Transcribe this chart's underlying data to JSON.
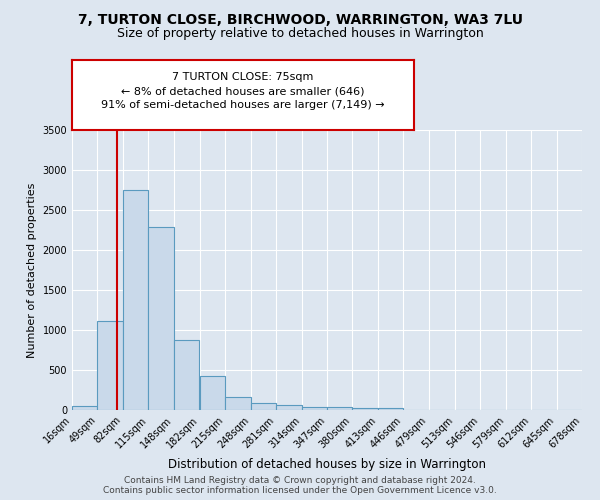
{
  "title": "7, TURTON CLOSE, BIRCHWOOD, WARRINGTON, WA3 7LU",
  "subtitle": "Size of property relative to detached houses in Warrington",
  "xlabel": "Distribution of detached houses by size in Warrington",
  "ylabel": "Number of detached properties",
  "bar_color": "#c9d9ea",
  "bar_edge_color": "#5a9abf",
  "bar_left_edges": [
    16,
    49,
    82,
    115,
    148,
    182,
    215,
    248,
    281,
    314,
    347,
    380,
    413,
    446,
    479,
    513,
    546,
    579,
    612,
    645
  ],
  "bar_heights": [
    55,
    1110,
    2750,
    2290,
    880,
    425,
    165,
    90,
    60,
    40,
    35,
    25,
    25,
    0,
    0,
    0,
    0,
    0,
    0,
    0
  ],
  "bin_width": 33,
  "tick_labels": [
    "16sqm",
    "49sqm",
    "82sqm",
    "115sqm",
    "148sqm",
    "182sqm",
    "215sqm",
    "248sqm",
    "281sqm",
    "314sqm",
    "347sqm",
    "380sqm",
    "413sqm",
    "446sqm",
    "479sqm",
    "513sqm",
    "546sqm",
    "579sqm",
    "612sqm",
    "645sqm",
    "678sqm"
  ],
  "ylim": [
    0,
    3500
  ],
  "red_line_x": 75,
  "annotation_text": "7 TURTON CLOSE: 75sqm\n← 8% of detached houses are smaller (646)\n91% of semi-detached houses are larger (7,149) →",
  "annotation_box_color": "#ffffff",
  "annotation_box_edge_color": "#cc0000",
  "red_line_color": "#cc0000",
  "background_color": "#dde6f0",
  "plot_bg_color": "#dde6f0",
  "grid_color": "#ffffff",
  "footer_line1": "Contains HM Land Registry data © Crown copyright and database right 2024.",
  "footer_line2": "Contains public sector information licensed under the Open Government Licence v3.0.",
  "title_fontsize": 10,
  "subtitle_fontsize": 9
}
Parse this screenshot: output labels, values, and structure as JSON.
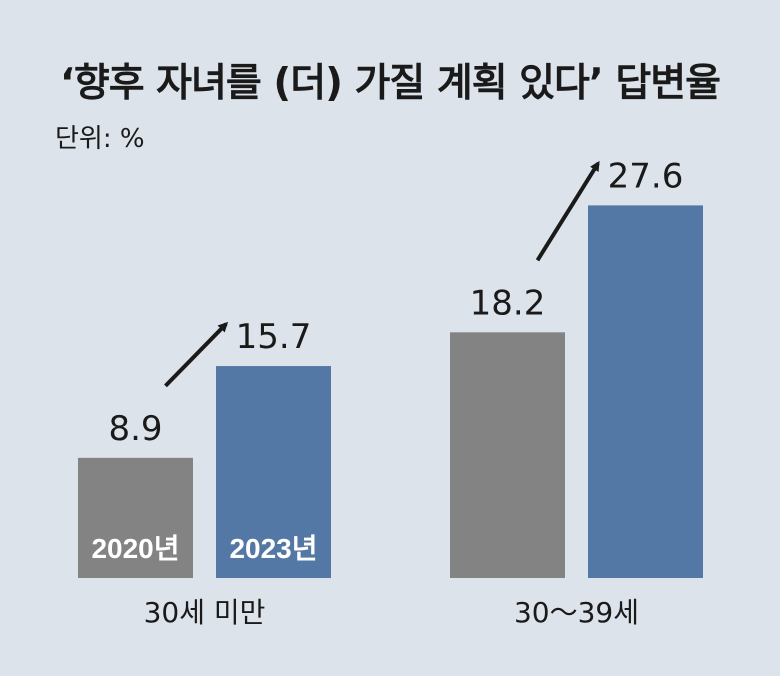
{
  "title": "‘향후 자녀를 (더) 가질 계획 있다’ 답변율",
  "unit_label": "단위: %",
  "colors": {
    "2020": "#838383",
    "2023": "#5478a5",
    "arrow": "#1a1a1a"
  },
  "chart_data": {
    "type": "bar",
    "title": "‘향후 자녀를 (더) 가질 계획 있다’ 답변율",
    "unit": "단위: %",
    "categories": [
      "30세 미만",
      "30～39세"
    ],
    "series": [
      {
        "name": "2020년",
        "values": [
          8.9,
          18.2
        ]
      },
      {
        "name": "2023년",
        "values": [
          15.7,
          27.6
        ]
      }
    ],
    "value_labels": [
      [
        "8.9",
        "18.2"
      ],
      [
        "15.7",
        "27.6"
      ]
    ],
    "ylim": [
      0,
      30
    ],
    "grid": false,
    "legend": "inside-bars"
  }
}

** EXERCISE INSTRUCTIONS **
Exactly the lines from the one with "Parse this screenshot: output" through the end of the listing above are to be repeated, with no pictures.

** TASK SOLUTION **
Parse this screenshot: output labels, values, and structure as JSON.
{
  "title": "‘향후 자녀를 (더) 가질 계획 있다’ 답변율",
  "unit_label": "단위: %",
  "colors": {
    "2020": "#838383",
    "2023": "#5478a5",
    "arrow": "#1a1a1a"
  },
  "chart_data": {
    "type": "bar",
    "title": "‘향후 자녀를 (더) 가질 계획 있다’ 답변율",
    "unit": "단위: %",
    "categories": [
      "30세 미만",
      "30～39세"
    ],
    "series": [
      {
        "name": "2020년",
        "values": [
          8.9,
          18.2
        ]
      },
      {
        "name": "2023년",
        "values": [
          15.7,
          27.6
        ]
      }
    ],
    "value_labels": [
      [
        "8.9",
        "18.2"
      ],
      [
        "15.7",
        "27.6"
      ]
    ],
    "ylim": [
      0,
      30
    ],
    "grid": false,
    "legend": "inside-bars"
  }
}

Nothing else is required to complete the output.